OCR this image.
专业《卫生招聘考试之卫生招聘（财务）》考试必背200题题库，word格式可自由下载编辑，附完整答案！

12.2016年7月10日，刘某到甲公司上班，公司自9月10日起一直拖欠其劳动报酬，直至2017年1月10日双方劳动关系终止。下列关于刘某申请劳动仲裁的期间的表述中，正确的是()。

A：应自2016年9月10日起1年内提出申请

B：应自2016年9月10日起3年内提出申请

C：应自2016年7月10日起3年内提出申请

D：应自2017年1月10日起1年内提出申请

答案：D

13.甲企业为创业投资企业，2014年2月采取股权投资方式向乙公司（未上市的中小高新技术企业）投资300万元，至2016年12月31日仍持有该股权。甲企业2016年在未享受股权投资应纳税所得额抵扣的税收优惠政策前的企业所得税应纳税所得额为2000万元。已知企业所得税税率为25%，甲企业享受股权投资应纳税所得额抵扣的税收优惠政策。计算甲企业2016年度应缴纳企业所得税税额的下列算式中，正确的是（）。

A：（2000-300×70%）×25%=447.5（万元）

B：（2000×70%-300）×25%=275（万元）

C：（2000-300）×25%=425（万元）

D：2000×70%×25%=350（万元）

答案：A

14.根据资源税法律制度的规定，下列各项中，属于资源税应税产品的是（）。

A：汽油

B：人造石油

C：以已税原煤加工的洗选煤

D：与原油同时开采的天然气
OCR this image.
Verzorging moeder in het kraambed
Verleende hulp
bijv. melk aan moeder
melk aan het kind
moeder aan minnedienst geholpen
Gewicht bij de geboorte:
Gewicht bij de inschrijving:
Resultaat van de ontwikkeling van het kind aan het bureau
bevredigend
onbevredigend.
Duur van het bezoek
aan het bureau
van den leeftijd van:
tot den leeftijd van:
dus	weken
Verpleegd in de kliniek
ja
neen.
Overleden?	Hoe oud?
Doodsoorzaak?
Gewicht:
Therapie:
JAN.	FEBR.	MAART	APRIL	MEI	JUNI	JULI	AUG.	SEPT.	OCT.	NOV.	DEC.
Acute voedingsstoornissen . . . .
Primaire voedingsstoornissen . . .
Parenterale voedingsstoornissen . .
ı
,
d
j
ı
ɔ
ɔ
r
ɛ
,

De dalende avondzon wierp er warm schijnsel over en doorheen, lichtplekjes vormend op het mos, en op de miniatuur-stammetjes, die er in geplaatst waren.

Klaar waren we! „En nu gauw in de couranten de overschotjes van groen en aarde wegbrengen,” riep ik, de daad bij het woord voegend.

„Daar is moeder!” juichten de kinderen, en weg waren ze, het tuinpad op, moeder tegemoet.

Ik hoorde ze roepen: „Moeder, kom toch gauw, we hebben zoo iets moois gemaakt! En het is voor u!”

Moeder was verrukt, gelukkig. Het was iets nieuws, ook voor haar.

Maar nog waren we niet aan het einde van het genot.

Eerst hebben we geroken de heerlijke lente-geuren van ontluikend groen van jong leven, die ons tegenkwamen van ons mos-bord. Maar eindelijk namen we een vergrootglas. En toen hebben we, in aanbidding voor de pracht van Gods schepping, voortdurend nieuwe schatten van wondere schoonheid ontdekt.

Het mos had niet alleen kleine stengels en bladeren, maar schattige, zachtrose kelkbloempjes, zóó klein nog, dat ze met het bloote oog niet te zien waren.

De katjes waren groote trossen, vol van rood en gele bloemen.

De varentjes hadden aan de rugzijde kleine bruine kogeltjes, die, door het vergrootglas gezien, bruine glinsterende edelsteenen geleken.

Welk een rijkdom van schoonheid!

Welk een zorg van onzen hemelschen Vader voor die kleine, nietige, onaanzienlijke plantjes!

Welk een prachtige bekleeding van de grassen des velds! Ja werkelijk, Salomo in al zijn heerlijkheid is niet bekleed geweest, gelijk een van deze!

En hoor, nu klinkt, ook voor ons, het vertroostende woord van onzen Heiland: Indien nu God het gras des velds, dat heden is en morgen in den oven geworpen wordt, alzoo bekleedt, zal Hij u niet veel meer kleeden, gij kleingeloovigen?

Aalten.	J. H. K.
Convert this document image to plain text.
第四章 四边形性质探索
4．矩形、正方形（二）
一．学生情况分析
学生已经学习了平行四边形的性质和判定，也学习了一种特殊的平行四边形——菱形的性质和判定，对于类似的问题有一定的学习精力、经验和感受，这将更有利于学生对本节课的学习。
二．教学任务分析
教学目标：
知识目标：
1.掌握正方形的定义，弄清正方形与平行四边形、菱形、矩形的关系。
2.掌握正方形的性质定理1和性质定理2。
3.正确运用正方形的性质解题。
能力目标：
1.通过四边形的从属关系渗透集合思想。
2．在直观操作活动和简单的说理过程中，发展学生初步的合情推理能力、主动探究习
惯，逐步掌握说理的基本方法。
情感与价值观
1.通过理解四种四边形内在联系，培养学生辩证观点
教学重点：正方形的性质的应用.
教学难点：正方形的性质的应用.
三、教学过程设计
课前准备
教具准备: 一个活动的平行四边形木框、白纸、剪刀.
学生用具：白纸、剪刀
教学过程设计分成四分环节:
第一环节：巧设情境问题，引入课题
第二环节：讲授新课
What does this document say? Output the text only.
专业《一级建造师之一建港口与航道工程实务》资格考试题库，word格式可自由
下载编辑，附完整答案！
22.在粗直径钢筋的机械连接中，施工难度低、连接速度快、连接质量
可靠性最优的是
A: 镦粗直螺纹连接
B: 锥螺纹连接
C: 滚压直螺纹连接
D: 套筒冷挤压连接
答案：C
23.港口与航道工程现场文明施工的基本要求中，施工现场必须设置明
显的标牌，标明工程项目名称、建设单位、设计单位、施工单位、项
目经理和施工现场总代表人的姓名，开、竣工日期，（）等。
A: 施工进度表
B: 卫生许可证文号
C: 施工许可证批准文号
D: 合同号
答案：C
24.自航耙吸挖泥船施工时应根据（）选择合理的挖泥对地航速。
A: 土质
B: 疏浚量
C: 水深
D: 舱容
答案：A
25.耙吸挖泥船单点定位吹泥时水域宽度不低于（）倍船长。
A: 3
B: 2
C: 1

_ _ _

- _What to do_:
Look through the entries and find each line that has the string "this". Copy those lines.

- _Full response_:
OCR this image.
OCR this image.
Convert this document image to plain text.
What does this document say? Output the text only.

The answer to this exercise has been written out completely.